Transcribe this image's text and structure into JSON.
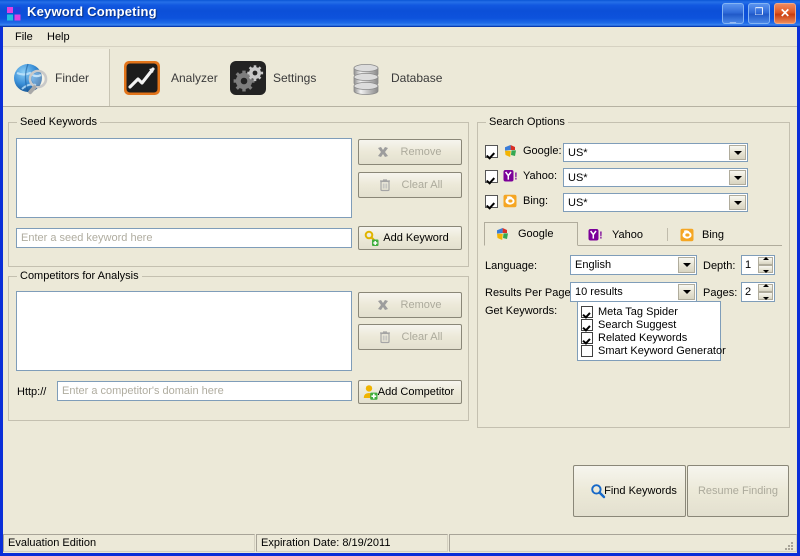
{
  "window": {
    "title": "Keyword Competing",
    "icon": "app-grid-icon",
    "buttons": {
      "minimize": "minimize-icon",
      "maximize": "maximize-icon",
      "close": "close-icon"
    }
  },
  "menu": {
    "items": [
      {
        "label": "File"
      },
      {
        "label": "Help"
      }
    ]
  },
  "toolbar": {
    "items": [
      {
        "label": "Finder",
        "icon": "globe-magnifier-icon",
        "active": true
      },
      {
        "label": "Analyzer",
        "icon": "chart-trend-icon",
        "active": false
      },
      {
        "label": "Settings",
        "icon": "gears-icon",
        "active": false
      },
      {
        "label": "Database",
        "icon": "database-cylinder-icon",
        "active": false
      }
    ]
  },
  "seed_keywords": {
    "group_title": "Seed Keywords",
    "list_items": [],
    "input_placeholder": "Enter a seed keyword here",
    "input_value": "",
    "remove_label": "Remove",
    "remove_icon": "x-mark-icon",
    "remove_disabled": true,
    "clear_all_label": "Clear All",
    "clear_all_icon": "trash-icon",
    "clear_all_disabled": true,
    "add_label": "Add Keyword",
    "add_icon": "key-add-icon"
  },
  "competitors": {
    "group_title": "Competitors for Analysis",
    "list_items": [],
    "protocol_label": "Http://",
    "input_placeholder": "Enter a competitor's domain here",
    "input_value": "",
    "remove_label": "Remove",
    "remove_icon": "x-mark-icon",
    "remove_disabled": true,
    "clear_all_label": "Clear All",
    "clear_all_icon": "trash-icon",
    "clear_all_disabled": true,
    "add_label": "Add Competitor",
    "add_icon": "user-add-icon"
  },
  "search_options": {
    "group_title": "Search Options",
    "engines": [
      {
        "label": "Google:",
        "icon": "google-g-icon",
        "checked": true,
        "region": "US*"
      },
      {
        "label": "Yahoo:",
        "icon": "yahoo-y-icon",
        "checked": true,
        "region": "US*"
      },
      {
        "label": "Bing:",
        "icon": "bing-b-icon",
        "checked": true,
        "region": "US*"
      }
    ],
    "tabs": [
      {
        "label": "Google",
        "icon": "google-g-icon",
        "selected": true
      },
      {
        "label": "Yahoo",
        "icon": "yahoo-y-icon",
        "selected": false
      },
      {
        "label": "Bing",
        "icon": "bing-b-icon",
        "selected": false
      }
    ],
    "language_label": "Language:",
    "language_value": "English",
    "depth_label": "Depth:",
    "depth_value": "1",
    "results_per_page_label": "Results Per Page:",
    "results_per_page_value": "10 results",
    "pages_label": "Pages:",
    "pages_value": "2",
    "get_keywords_label": "Get Keywords:",
    "get_keywords_options": [
      {
        "label": "Meta Tag Spider",
        "checked": true
      },
      {
        "label": "Search Suggest",
        "checked": true
      },
      {
        "label": "Related Keywords",
        "checked": true
      },
      {
        "label": "Smart Keyword Generator",
        "checked": false
      }
    ]
  },
  "actions": {
    "find_label": "Find Keywords",
    "find_icon": "magnifier-icon",
    "resume_label": "Resume Finding",
    "resume_disabled": true
  },
  "status": {
    "edition": "Evaluation Edition",
    "expiration": "Expiration Date: 8/19/2011",
    "extra": ""
  },
  "colors": {
    "titlebar_blue": "#0c4fd8",
    "window_bg": "#ece9d8",
    "field_border": "#7f9db9",
    "google_blue": "#3b7dd8",
    "google_red": "#d93025",
    "google_yellow": "#f4b400",
    "google_green": "#34a853",
    "yahoo_purple": "#7b0099",
    "bing_orange": "#f5a623",
    "analyzer_orange": "#e2741a"
  }
}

Short problem.
Omit every picture, then reproduce the rest of the listing exactly.

Written solution.
Transcribe this image's text and structure into JSON.
{
  "window": {
    "title": "Keyword Competing",
    "icon": "app-grid-icon",
    "buttons": {
      "minimize": "minimize-icon",
      "maximize": "maximize-icon",
      "close": "close-icon"
    }
  },
  "menu": {
    "items": [
      {
        "label": "File"
      },
      {
        "label": "Help"
      }
    ]
  },
  "toolbar": {
    "items": [
      {
        "label": "Finder",
        "icon": "globe-magnifier-icon",
        "active": true
      },
      {
        "label": "Analyzer",
        "icon": "chart-trend-icon",
        "active": false
      },
      {
        "label": "Settings",
        "icon": "gears-icon",
        "active": false
      },
      {
        "label": "Database",
        "icon": "database-cylinder-icon",
        "active": false
      }
    ]
  },
  "seed_keywords": {
    "group_title": "Seed Keywords",
    "list_items": [],
    "input_placeholder": "Enter a seed keyword here",
    "input_value": "",
    "remove_label": "Remove",
    "remove_icon": "x-mark-icon",
    "remove_disabled": true,
    "clear_all_label": "Clear All",
    "clear_all_icon": "trash-icon",
    "clear_all_disabled": true,
    "add_label": "Add Keyword",
    "add_icon": "key-add-icon"
  },
  "competitors": {
    "group_title": "Competitors for Analysis",
    "list_items": [],
    "protocol_label": "Http://",
    "input_placeholder": "Enter a competitor's domain here",
    "input_value": "",
    "remove_label": "Remove",
    "remove_icon": "x-mark-icon",
    "remove_disabled": true,
    "clear_all_label": "Clear All",
    "clear_all_icon": "trash-icon",
    "clear_all_disabled": true,
    "add_label": "Add Competitor",
    "add_icon": "user-add-icon"
  },
  "search_options": {
    "group_title": "Search Options",
    "engines": [
      {
        "label": "Google:",
        "icon": "google-g-icon",
        "checked": true,
        "region": "US*"
      },
      {
        "label": "Yahoo:",
        "icon": "yahoo-y-icon",
        "checked": true,
        "region": "US*"
      },
      {
        "label": "Bing:",
        "icon": "bing-b-icon",
        "checked": true,
        "region": "US*"
      }
    ],
    "tabs": [
      {
        "label": "Google",
        "icon": "google-g-icon",
        "selected": true
      },
      {
        "label": "Yahoo",
        "icon": "yahoo-y-icon",
        "selected": false
      },
      {
        "label": "Bing",
        "icon": "bing-b-icon",
        "selected": false
      }
    ],
    "language_label": "Language:",
    "language_value": "English",
    "depth_label": "Depth:",
    "depth_value": "1",
    "results_per_page_label": "Results Per Page:",
    "results_per_page_value": "10 results",
    "pages_label": "Pages:",
    "pages_value": "2",
    "get_keywords_label": "Get Keywords:",
    "get_keywords_options": [
      {
        "label": "Meta Tag Spider",
        "checked": true
      },
      {
        "label": "Search Suggest",
        "checked": true
      },
      {
        "label": "Related Keywords",
        "checked": true
      },
      {
        "label": "Smart Keyword Generator",
        "checked": false
      }
    ]
  },
  "actions": {
    "find_label": "Find Keywords",
    "find_icon": "magnifier-icon",
    "resume_label": "Resume Finding",
    "resume_disabled": true
  },
  "status": {
    "edition": "Evaluation Edition",
    "expiration": "Expiration Date: 8/19/2011",
    "extra": ""
  },
  "colors": {
    "titlebar_blue": "#0c4fd8",
    "window_bg": "#ece9d8",
    "field_border": "#7f9db9",
    "google_blue": "#3b7dd8",
    "google_red": "#d93025",
    "google_yellow": "#f4b400",
    "google_green": "#34a853",
    "yahoo_purple": "#7b0099",
    "bing_orange": "#f5a623",
    "analyzer_orange": "#e2741a"
  }
}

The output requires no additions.